STATED PROBLEM: Count every line where "amount" shows up, and give that number only.
____________________
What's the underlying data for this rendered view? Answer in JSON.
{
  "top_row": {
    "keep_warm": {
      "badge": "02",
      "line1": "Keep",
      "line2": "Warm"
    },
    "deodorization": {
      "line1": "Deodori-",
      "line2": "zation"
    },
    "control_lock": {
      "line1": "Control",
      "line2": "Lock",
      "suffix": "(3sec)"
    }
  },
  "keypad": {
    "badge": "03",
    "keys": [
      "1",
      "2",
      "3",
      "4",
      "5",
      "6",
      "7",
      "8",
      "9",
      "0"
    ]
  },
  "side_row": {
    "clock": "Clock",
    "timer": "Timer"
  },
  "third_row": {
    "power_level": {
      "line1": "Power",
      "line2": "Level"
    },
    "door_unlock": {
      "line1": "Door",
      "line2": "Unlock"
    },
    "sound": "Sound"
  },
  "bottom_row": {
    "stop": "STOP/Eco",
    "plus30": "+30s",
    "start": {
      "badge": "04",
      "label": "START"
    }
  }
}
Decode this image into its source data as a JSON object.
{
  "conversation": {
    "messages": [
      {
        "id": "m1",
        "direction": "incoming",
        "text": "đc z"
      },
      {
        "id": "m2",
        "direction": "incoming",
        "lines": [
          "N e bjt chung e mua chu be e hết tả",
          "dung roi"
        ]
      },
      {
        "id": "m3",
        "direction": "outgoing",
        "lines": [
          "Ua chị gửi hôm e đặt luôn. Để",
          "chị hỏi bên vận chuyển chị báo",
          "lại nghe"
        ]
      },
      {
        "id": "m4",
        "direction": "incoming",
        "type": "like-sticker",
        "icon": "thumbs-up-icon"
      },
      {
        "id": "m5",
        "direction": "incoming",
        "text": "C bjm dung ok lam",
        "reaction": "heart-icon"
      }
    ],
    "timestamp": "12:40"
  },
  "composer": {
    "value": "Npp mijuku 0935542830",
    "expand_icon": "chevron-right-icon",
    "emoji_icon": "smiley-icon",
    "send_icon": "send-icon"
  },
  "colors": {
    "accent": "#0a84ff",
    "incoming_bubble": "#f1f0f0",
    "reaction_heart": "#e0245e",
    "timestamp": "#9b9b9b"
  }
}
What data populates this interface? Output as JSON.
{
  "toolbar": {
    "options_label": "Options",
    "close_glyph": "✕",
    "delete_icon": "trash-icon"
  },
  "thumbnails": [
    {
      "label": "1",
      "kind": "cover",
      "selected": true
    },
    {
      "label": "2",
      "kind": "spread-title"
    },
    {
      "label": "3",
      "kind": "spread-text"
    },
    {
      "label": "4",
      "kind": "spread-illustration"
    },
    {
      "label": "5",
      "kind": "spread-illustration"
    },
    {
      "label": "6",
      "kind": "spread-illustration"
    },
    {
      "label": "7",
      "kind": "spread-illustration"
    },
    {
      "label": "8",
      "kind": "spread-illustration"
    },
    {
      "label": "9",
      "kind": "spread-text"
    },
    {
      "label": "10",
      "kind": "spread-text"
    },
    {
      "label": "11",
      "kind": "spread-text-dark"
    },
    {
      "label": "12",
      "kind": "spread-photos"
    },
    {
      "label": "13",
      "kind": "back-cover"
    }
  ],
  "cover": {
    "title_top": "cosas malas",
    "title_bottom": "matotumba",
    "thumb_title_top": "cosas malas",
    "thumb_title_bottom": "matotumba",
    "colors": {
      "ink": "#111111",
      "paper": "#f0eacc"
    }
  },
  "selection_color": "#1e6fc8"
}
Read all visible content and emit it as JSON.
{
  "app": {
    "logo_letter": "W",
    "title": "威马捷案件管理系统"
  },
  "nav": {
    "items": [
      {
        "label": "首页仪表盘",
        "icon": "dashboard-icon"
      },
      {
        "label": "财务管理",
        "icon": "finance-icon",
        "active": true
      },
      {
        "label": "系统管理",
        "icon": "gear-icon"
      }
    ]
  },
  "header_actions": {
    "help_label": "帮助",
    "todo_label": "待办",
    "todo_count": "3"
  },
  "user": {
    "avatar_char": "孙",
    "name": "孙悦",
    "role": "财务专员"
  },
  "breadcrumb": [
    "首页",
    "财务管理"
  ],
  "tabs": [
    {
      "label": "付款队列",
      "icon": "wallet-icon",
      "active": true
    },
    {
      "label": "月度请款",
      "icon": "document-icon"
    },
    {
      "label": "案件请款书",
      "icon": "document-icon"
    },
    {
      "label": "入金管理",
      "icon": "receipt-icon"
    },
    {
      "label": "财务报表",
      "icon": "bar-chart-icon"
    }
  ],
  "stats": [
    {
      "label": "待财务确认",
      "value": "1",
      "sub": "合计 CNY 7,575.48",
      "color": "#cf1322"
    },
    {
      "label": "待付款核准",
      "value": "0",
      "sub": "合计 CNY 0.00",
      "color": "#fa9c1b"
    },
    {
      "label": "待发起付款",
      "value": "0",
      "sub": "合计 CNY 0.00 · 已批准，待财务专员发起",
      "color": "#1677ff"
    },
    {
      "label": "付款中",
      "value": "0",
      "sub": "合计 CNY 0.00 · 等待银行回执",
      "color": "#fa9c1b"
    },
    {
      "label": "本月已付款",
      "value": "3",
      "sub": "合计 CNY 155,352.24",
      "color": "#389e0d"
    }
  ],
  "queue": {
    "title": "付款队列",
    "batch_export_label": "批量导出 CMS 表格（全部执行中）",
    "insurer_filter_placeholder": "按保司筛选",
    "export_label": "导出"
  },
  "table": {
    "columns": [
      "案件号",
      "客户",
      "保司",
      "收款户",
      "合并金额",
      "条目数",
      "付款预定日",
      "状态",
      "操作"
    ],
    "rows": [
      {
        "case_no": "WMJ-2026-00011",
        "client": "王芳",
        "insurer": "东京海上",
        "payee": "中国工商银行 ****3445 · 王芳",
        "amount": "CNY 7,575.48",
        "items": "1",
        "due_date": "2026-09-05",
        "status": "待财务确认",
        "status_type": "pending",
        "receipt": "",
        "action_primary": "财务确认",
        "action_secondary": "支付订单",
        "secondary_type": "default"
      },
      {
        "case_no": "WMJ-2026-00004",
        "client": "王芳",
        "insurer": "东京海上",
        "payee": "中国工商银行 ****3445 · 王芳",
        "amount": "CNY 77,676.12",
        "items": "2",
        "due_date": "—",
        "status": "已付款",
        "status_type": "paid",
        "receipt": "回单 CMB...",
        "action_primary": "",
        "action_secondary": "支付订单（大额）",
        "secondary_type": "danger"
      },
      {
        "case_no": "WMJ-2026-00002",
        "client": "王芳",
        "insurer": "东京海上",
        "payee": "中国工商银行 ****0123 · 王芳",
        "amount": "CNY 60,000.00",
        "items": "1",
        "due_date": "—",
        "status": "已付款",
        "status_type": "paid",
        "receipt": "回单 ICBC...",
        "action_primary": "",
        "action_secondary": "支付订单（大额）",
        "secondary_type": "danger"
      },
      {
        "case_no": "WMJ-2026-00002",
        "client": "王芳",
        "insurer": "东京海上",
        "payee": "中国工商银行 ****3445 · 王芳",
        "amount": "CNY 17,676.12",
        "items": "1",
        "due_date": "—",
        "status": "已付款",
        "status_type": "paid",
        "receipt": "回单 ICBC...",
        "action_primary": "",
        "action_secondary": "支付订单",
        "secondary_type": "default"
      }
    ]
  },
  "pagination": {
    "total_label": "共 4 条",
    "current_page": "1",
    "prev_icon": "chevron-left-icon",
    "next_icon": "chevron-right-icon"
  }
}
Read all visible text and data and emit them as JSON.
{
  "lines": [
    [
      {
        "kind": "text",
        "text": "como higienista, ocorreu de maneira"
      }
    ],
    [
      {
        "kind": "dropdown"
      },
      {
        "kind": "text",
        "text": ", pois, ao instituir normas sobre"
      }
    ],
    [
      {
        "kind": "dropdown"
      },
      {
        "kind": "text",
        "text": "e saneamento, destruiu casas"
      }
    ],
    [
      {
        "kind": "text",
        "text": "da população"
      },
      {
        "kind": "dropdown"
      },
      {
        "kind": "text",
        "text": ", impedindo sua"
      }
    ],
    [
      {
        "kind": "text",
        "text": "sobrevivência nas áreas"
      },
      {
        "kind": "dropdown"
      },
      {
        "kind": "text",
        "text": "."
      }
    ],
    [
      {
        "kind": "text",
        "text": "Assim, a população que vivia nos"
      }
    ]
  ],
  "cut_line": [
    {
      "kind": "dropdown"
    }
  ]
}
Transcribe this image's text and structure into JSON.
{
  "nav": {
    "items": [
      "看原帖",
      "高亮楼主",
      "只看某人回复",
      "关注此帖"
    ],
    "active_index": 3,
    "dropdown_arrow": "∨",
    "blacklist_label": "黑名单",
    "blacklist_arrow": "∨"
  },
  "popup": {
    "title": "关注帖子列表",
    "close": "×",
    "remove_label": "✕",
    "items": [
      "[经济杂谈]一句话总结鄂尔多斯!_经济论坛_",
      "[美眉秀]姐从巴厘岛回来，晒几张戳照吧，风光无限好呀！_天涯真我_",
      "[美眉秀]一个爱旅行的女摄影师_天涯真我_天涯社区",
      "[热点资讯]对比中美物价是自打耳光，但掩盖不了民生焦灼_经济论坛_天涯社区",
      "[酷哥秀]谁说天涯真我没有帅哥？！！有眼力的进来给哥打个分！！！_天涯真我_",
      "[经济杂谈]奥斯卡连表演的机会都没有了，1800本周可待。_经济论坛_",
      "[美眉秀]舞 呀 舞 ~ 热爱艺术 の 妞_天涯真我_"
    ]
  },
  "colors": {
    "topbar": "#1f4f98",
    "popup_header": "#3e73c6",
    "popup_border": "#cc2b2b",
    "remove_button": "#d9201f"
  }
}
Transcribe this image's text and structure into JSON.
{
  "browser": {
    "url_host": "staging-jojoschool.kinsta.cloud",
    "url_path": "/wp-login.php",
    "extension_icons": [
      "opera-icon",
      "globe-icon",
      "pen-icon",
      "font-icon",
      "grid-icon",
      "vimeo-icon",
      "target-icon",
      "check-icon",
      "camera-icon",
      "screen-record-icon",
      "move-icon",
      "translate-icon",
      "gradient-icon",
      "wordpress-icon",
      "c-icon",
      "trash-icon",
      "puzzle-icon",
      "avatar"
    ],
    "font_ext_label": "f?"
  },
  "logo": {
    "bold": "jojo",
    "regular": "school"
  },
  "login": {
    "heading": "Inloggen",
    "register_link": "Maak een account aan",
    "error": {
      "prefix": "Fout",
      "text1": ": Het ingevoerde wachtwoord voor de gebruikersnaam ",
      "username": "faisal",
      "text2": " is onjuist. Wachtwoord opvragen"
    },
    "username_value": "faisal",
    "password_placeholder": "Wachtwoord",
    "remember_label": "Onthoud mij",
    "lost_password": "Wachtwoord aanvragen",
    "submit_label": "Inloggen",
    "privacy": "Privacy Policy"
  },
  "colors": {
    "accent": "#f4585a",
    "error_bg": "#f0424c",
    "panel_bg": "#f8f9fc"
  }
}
____________________
THE OUTPUT: 4